*** Estratto scelto ***
Da un verso del poema un’ ipotesi sull’esistenza della cartomanzia nel sec. XV

 

Andrea Vitali, novembre 2013

 

 

Nella lingua italiana troviamo diverse espressioni o locuzioni usate in senso figurato derivate dal gioco delle carte. Ad esempio, ‘mettere le carte in tavola’ deriva dal linguaggio dei giocatori che in molti giochi sono tenuti a deporre le carte sul tavolo per effettuare il conteggio dei punti. Poiché in genere i giocatori non devono vedere le carte degli altri né mostrare le proprie, per non far capire in anticipo le mosse e per avere libertà di gioco, ‘giocare a carte scoperte’ e ‘scoprire le proprie carte’ in senso figurato significa rivelare chiaramente i propri piani, le proprie intenzioni, senza barare e quindi senza ingannare.

 

Di seguito elenchiamo le espressioni più comuni, usate in senso figurato, derivanti dal gioco delle carte 1:

 

mettere le carte in tavola = esporre chiaramente e veridicamente una situazione, senza nascondere nulla; rivelare le proprie intenzioni, progetti o simili; agire apertamente, senza sotterfugi.

avere buone carte = avere buone possibilità di riuscita.

giocare a carte scoperte = agire senza nascondere nulla.

giocare una carta = ricorrere a un espediente, fare un tentativo più o meno rischioso.

giocare una buona carta = ricorrere a un espediente che si considera vincente.

giocare l’ultima carta = tentare il tutto per tutto, ricorrere all’ultimo espediente.

giocare tutte le proprie carte = mettere in opera tutti i propri mezzi.

imbrogliare le carte = creare di proposito confusione, incertezza, equivoco.

arrischiare una carta = fare un tentativo rischioso.

cambiare le carte in tavola = modificare in modo furbo e poco corretto le proprie posizioni. Dare un nuovo significato alle cose già dette, interpretare le parole di un altro in senso diverso da quello giusto, mutare i termini d’una questione (con questi significati anche cambiare le carte in mano a qualcuno), fingere d’ignorare quanto s’era promesso.
*** Voci ***
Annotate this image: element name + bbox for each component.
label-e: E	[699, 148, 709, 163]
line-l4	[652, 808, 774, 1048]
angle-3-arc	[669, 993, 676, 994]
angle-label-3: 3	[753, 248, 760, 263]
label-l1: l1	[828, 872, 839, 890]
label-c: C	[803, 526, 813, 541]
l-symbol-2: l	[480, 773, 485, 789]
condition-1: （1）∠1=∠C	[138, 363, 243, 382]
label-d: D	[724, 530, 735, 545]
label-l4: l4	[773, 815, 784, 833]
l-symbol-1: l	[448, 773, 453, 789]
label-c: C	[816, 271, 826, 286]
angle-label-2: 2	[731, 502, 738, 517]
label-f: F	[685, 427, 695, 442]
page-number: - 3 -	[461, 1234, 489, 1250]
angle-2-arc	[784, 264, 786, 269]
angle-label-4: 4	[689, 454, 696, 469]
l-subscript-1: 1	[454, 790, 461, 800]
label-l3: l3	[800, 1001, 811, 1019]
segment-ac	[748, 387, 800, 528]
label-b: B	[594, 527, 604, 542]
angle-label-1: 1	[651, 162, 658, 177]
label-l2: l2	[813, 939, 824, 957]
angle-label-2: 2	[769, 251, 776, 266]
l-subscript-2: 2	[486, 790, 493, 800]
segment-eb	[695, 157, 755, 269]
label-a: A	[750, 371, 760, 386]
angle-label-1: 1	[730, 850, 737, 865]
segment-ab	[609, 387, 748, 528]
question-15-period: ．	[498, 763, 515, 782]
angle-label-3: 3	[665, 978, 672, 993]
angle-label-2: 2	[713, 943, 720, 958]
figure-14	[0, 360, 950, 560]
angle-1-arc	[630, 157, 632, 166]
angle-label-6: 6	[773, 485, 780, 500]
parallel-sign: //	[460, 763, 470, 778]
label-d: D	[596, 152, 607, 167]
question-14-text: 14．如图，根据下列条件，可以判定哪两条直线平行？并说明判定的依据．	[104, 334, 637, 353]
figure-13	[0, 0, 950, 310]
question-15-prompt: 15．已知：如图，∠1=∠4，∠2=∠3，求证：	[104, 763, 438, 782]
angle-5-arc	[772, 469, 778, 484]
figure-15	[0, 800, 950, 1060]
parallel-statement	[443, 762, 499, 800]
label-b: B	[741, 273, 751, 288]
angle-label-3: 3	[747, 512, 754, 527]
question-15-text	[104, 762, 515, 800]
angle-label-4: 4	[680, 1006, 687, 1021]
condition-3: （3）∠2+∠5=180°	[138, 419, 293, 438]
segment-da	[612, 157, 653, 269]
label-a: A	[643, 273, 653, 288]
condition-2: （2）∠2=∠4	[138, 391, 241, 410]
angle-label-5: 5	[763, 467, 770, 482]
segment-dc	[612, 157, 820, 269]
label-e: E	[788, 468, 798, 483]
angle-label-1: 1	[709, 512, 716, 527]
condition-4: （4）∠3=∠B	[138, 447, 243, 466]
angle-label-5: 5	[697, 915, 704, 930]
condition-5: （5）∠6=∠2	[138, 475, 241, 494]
***
* Da svolgere *
#1 Traduci in inglese questa frase dell'estratto sulle espressioni del gioco delle carte: "Ad esempio, ‘mettere le carte in tavola’ deriva dal linguaggio dei giocatori che in molti giochi sono tenuti a deporre le carte sul tavolo per effettuare il conteggio dei punti."
#2 Riscrivi l'estratto sulle espressioni del gioco delle carte, tutto da "Di seguito elenchiamo" fino a "si considera vincente.", mettendo "celare" al posto di "nascondere".
Per svolgere l'esercizio non servono i record.

* Soluzioni dell'esercizio *
#1 For example, ‘mettere le carte in tavola’ comes from the language of players who, in many games, are required to lay their cards down on the table in order to count up the points.

#2
Di seguito elenchiamo le espressioni più comuni, usate in senso figurato, derivanti dal gioco delle carte 1:

 

mettere le carte in tavola = esporre chiaramente e veridicamente una situazione, senza celare nulla; rivelare le proprie intenzioni, progetti o simili; agire apertamente, senza sotterfugi.

avere buone carte = avere buone possibilità di riuscita.

giocare a carte scoperte = agire senza celare nulla.

giocare una carta = ricorrere a un espediente, fare un tentativo più o meno rischioso.

giocare una buona carta = ricorrere a un espediente che si considera vincente.